[Figure dataset records]
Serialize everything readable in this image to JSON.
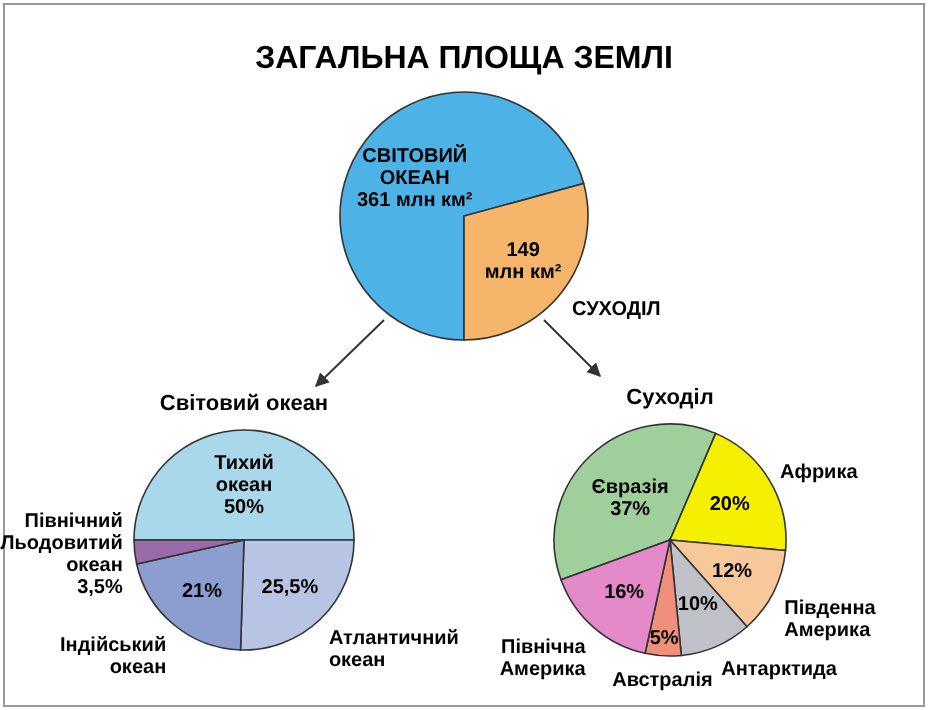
{
  "chart_data": [
    {
      "type": "pie",
      "title": "ЗАГАЛЬНА ПЛОЩА ЗЕМЛІ",
      "categories": [
        "СВІТОВИЙ ОКЕАН",
        "СУХОДІЛ"
      ],
      "values": [
        361,
        149
      ],
      "colors": [
        "#4db3e6",
        "#f5b56b"
      ],
      "value_labels": [
        "361 млн км²",
        "149 млн км²"
      ]
    },
    {
      "type": "pie",
      "title": "Світовий океан",
      "categories": [
        "Тихий океан",
        "Атлантичний океан",
        "Індійський океан",
        "Північний Льодовитий океан"
      ],
      "values": [
        50,
        25.5,
        21,
        3.5
      ],
      "colors": [
        "#a8d8ea",
        "#b8c4e4",
        "#8c9ed0",
        "#9b6aa8"
      ],
      "value_labels": [
        "50%",
        "25,5%",
        "21%",
        "3,5%"
      ]
    },
    {
      "type": "pie",
      "title": "Суходіл",
      "categories": [
        "Євразія",
        "Африка",
        "Південна Америка",
        "Антарктида",
        "Австралія",
        "Північна Америка"
      ],
      "values": [
        37,
        20,
        12,
        10,
        5,
        16
      ],
      "colors": [
        "#9fcf9a",
        "#f5f000",
        "#f7c99a",
        "#c0c0c8",
        "#f0907a",
        "#e58ac8"
      ],
      "value_labels": [
        "37%",
        "20%",
        "12%",
        "10%",
        "5%",
        "16%"
      ]
    }
  ]
}
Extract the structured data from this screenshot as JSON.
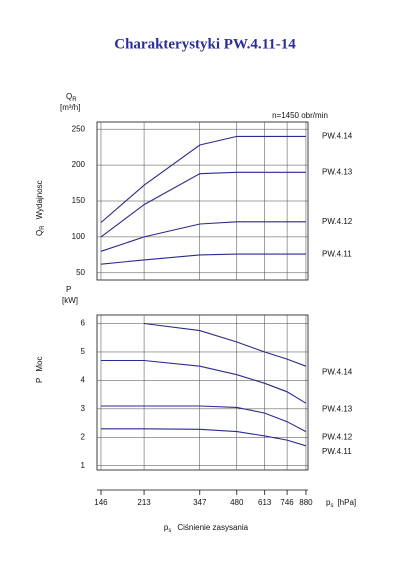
{
  "chart_data": [
    {
      "type": "line",
      "title": "Charakterystyki PW.4.11-14",
      "annotation": "n=1450 obr/min",
      "y_symbol": "Q",
      "y_symbol_sub": "R",
      "y_unit": "[m³/h]",
      "y_label": "Wydajnosc",
      "x": [
        146,
        213,
        347,
        480,
        613,
        746,
        880
      ],
      "series": [
        {
          "name": "PW.4.14",
          "color": "#2b2b8f",
          "values": [
            120,
            172,
            228,
            240,
            240,
            240,
            240
          ]
        },
        {
          "name": "PW.4.13",
          "color": "#2b2b8f",
          "values": [
            100,
            145,
            188,
            190,
            190,
            190,
            190
          ]
        },
        {
          "name": "PW.4.12",
          "color": "#2b2b8f",
          "values": [
            80,
            100,
            118,
            121,
            121,
            121,
            121
          ]
        },
        {
          "name": "PW.4.11",
          "color": "#2b2b8f",
          "values": [
            62,
            68,
            75,
            76,
            76,
            76,
            76
          ]
        }
      ],
      "xlim": [
        141,
        896
      ],
      "xticks": [
        146,
        213,
        347,
        480,
        613,
        746,
        880
      ],
      "x_log": true,
      "ylim": [
        40,
        260
      ],
      "yticks": [
        50,
        100,
        150,
        200,
        250
      ],
      "grid": true
    },
    {
      "type": "line",
      "y_symbol": "P",
      "y_unit": "[kW]",
      "y_label": "Moc",
      "x_symbol": "p",
      "x_symbol_sub": "s",
      "x_unit": "[hPa]",
      "x_label": "Ciśnienie zasysania",
      "x": [
        146,
        213,
        347,
        480,
        613,
        746,
        880
      ],
      "series": [
        {
          "name": "PW.4.14",
          "color": "#2b2b8f",
          "values": [
            null,
            6.0,
            5.75,
            5.35,
            5.0,
            4.75,
            4.5
          ]
        },
        {
          "name": "PW.4.13",
          "color": "#2b2b8f",
          "values": [
            4.7,
            4.7,
            4.5,
            4.2,
            3.9,
            3.6,
            3.2
          ]
        },
        {
          "name": "PW.4.12",
          "color": "#2b2b8f",
          "values": [
            3.1,
            3.1,
            3.1,
            3.05,
            2.85,
            2.55,
            2.2
          ]
        },
        {
          "name": "PW.4.11",
          "color": "#2b2b8f",
          "values": [
            2.3,
            2.3,
            2.28,
            2.2,
            2.05,
            1.9,
            1.7
          ]
        }
      ],
      "xlim": [
        141,
        896
      ],
      "xticks": [
        146,
        213,
        347,
        480,
        613,
        746,
        880
      ],
      "x_log": true,
      "ylim": [
        0.85,
        6.3
      ],
      "yticks": [
        1,
        2,
        3,
        4,
        5,
        6
      ],
      "grid": true
    }
  ]
}
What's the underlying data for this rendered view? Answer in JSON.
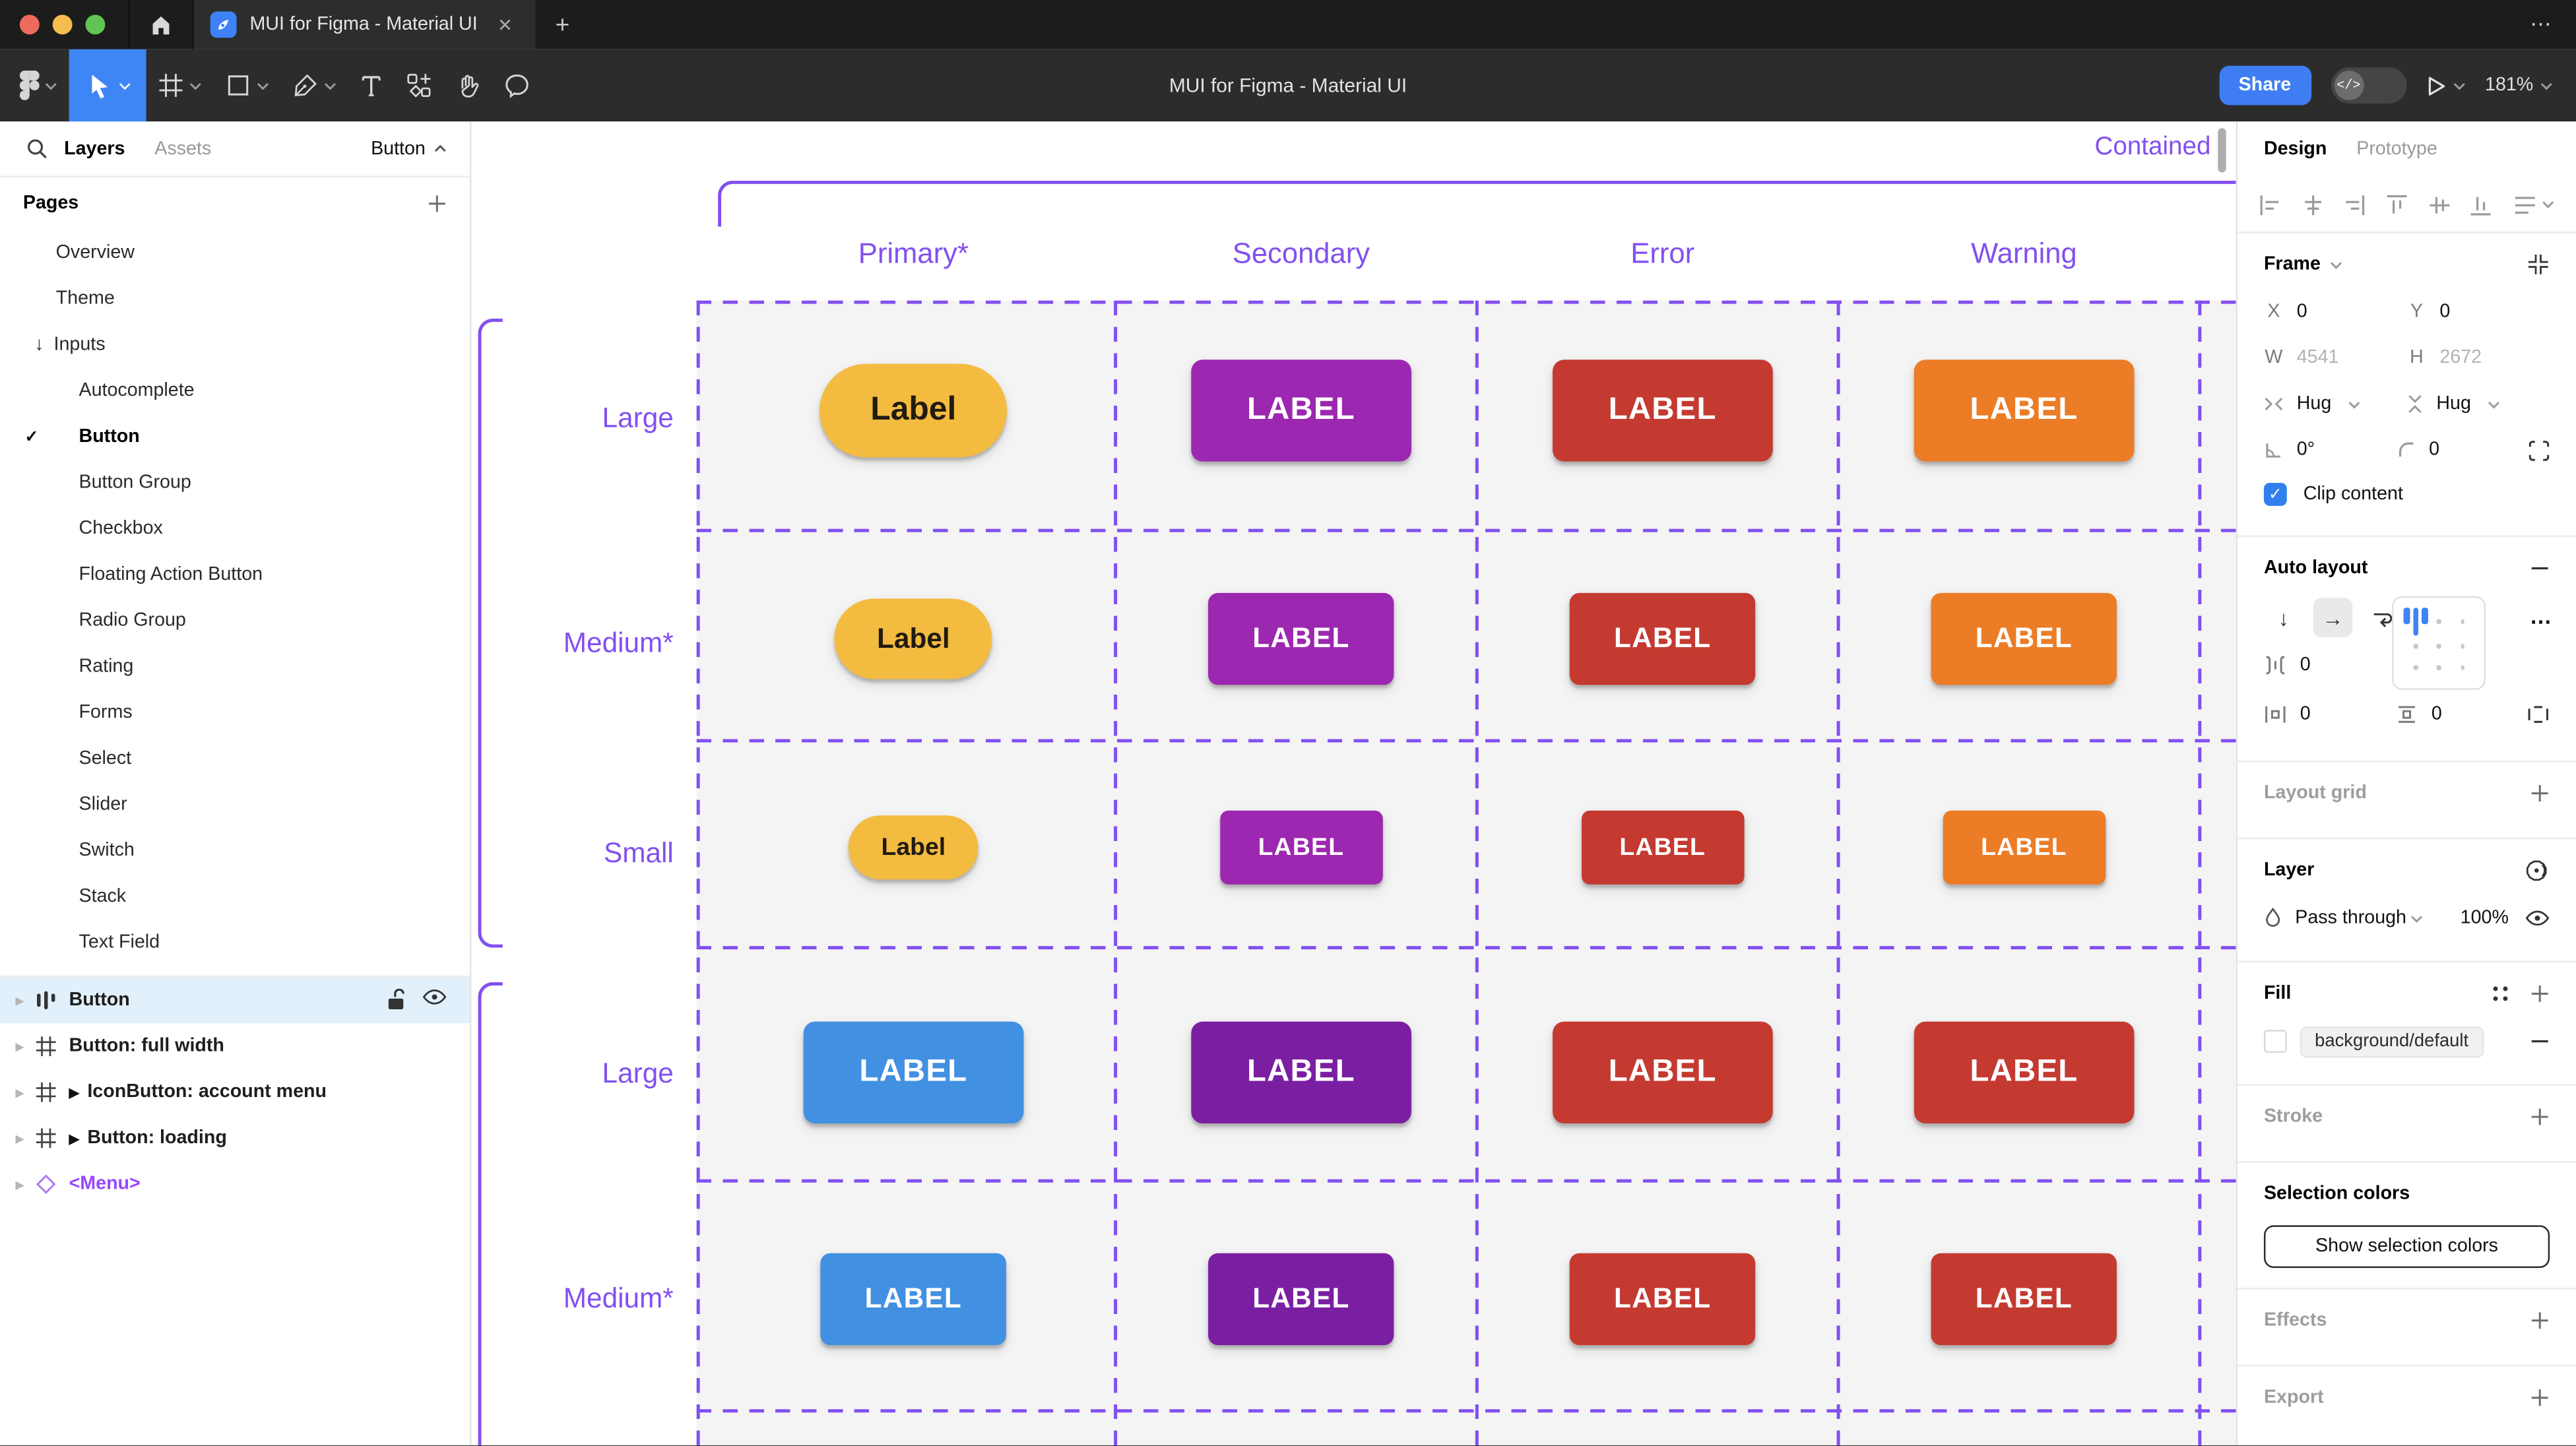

Work required:
Leave the pictures out and write out every entry exactly as given.

Complete output:
Serialize everything readable in this image to JSON.
{
  "chart_data": [
    {
      "type": "pie",
      "title": "ЗАГАЛЬНА ПЛОЩА ЗЕМЛІ",
      "categories": [
        "СВІТОВИЙ ОКЕАН",
        "СУХОДІЛ"
      ],
      "values": [
        361,
        149
      ],
      "colors": [
        "#4db3e6",
        "#f5b56b"
      ],
      "value_labels": [
        "361 млн км²",
        "149 млн км²"
      ]
    },
    {
      "type": "pie",
      "title": "Світовий океан",
      "categories": [
        "Тихий океан",
        "Атлантичний океан",
        "Індійський океан",
        "Північний Льодовитий океан"
      ],
      "values": [
        50,
        25.5,
        21,
        3.5
      ],
      "colors": [
        "#a8d8ea",
        "#b8c4e4",
        "#8c9ed0",
        "#9b6aa8"
      ],
      "value_labels": [
        "50%",
        "25,5%",
        "21%",
        "3,5%"
      ]
    },
    {
      "type": "pie",
      "title": "Суходіл",
      "categories": [
        "Євразія",
        "Африка",
        "Південна Америка",
        "Антарктида",
        "Австралія",
        "Північна Америка"
      ],
      "values": [
        37,
        20,
        12,
        10,
        5,
        16
      ],
      "colors": [
        "#9fcf9a",
        "#f5f000",
        "#f7c99a",
        "#c0c0c8",
        "#f0907a",
        "#e58ac8"
      ],
      "value_labels": [
        "37%",
        "20%",
        "12%",
        "10%",
        "5%",
        "16%"
      ]
    }
  ]
}
Extract the structured data from this screenshot as JSON.
{
  "chart_data": [
    {
      "type": "line",
      "title": "Charakterystyki PW.4.11-14",
      "annotation": "n=1450 obr/min",
      "y_symbol": "Q",
      "y_symbol_sub": "R",
      "y_unit": "[m³/h]",
      "y_label": "Wydajnosc",
      "x": [
        146,
        213,
        347,
        480,
        613,
        746,
        880
      ],
      "series": [
        {
          "name": "PW.4.14",
          "color": "#2b2b8f",
          "values": [
            120,
            172,
            228,
            240,
            240,
            240,
            240
          ]
        },
        {
          "name": "PW.4.13",
          "color": "#2b2b8f",
          "values": [
            100,
            145,
            188,
            190,
            190,
            190,
            190
          ]
        },
        {
          "name": "PW.4.12",
          "color": "#2b2b8f",
          "values": [
            80,
            100,
            118,
            121,
            121,
            121,
            121
          ]
        },
        {
          "name": "PW.4.11",
          "color": "#2b2b8f",
          "values": [
            62,
            68,
            75,
            76,
            76,
            76,
            76
          ]
        }
      ],
      "xlim": [
        141,
        896
      ],
      "xticks": [
        146,
        213,
        347,
        480,
        613,
        746,
        880
      ],
      "x_log": true,
      "ylim": [
        40,
        260
      ],
      "yticks": [
        50,
        100,
        150,
        200,
        250
      ],
      "grid": true
    },
    {
      "type": "line",
      "y_symbol": "P",
      "y_unit": "[kW]",
      "y_label": "Moc",
      "x_symbol": "p",
      "x_symbol_sub": "s",
      "x_unit": "[hPa]",
      "x_label": "Ciśnienie zasysania",
      "x": [
        146,
        213,
        347,
        480,
        613,
        746,
        880
      ],
      "series": [
        {
          "name": "PW.4.14",
          "color": "#2b2b8f",
          "values": [
            null,
            6.0,
            5.75,
            5.35,
            5.0,
            4.75,
            4.5
          ]
        },
        {
          "name": "PW.4.13",
          "color": "#2b2b8f",
          "values": [
            4.7,
            4.7,
            4.5,
            4.2,
            3.9,
            3.6,
            3.2
          ]
        },
        {
          "name": "PW.4.12",
          "color": "#2b2b8f",
          "values": [
            3.1,
            3.1,
            3.1,
            3.05,
            2.85,
            2.55,
            2.2
          ]
        },
        {
          "name": "PW.4.11",
          "color": "#2b2b8f",
          "values": [
            2.3,
            2.3,
            2.28,
            2.2,
            2.05,
            1.9,
            1.7
          ]
        }
      ],
      "xlim": [
        141,
        896
      ],
      "xticks": [
        146,
        213,
        347,
        480,
        613,
        746,
        880
      ],
      "x_log": true,
      "ylim": [
        0.85,
        6.3
      ],
      "yticks": [
        1,
        2,
        3,
        4,
        5,
        6
      ],
      "grid": true
    }
  ]
}
What's the underlying data for this rendered view? Answer in JSON.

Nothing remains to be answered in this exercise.